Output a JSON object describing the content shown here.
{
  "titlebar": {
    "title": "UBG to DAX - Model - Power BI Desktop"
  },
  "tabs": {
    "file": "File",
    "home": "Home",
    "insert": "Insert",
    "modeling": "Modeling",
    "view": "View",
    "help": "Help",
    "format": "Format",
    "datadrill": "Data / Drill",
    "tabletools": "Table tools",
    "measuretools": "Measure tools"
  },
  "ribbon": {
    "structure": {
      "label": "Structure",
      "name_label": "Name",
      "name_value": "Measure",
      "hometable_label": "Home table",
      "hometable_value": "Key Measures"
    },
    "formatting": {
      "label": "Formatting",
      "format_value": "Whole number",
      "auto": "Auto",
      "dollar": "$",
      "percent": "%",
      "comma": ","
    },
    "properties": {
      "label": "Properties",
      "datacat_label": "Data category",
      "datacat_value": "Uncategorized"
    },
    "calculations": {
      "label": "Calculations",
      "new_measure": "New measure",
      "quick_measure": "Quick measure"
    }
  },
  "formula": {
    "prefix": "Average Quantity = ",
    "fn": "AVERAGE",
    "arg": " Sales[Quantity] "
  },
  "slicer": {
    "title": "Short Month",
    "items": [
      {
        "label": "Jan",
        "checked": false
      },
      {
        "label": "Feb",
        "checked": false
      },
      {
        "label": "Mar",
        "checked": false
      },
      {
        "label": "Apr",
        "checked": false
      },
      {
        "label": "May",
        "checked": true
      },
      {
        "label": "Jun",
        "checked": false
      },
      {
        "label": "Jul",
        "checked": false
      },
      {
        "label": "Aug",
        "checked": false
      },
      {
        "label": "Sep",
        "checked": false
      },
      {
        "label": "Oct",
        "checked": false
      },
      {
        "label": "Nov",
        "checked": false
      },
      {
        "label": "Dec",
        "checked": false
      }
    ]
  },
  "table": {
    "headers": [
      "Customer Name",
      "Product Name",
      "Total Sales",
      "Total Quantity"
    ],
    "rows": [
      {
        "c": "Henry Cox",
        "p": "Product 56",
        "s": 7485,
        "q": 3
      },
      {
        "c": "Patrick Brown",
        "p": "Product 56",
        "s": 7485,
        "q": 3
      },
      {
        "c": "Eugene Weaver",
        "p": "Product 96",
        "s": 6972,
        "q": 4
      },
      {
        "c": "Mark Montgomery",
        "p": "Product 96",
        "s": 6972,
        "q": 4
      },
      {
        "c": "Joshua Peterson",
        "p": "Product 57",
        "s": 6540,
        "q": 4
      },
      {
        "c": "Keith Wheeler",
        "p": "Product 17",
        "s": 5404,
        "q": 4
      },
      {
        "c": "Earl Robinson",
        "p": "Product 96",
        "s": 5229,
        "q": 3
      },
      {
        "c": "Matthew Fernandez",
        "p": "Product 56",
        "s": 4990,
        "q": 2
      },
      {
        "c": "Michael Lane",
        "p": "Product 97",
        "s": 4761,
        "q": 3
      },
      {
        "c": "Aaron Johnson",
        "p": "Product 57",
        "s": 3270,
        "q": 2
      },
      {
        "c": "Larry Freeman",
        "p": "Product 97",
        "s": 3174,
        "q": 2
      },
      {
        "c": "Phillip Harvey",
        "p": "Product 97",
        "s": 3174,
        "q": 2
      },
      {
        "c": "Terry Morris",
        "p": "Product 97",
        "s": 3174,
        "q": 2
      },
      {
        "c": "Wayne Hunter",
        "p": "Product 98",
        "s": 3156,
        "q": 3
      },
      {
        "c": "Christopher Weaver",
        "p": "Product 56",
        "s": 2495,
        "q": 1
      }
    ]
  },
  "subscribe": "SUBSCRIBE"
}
· · ·
- _Task goal_: Pull out all lines in the data above that include "Weaver".

- _Output for this exercise_:
        "c": "Eugene Weaver",
        "c": "Christopher Weaver",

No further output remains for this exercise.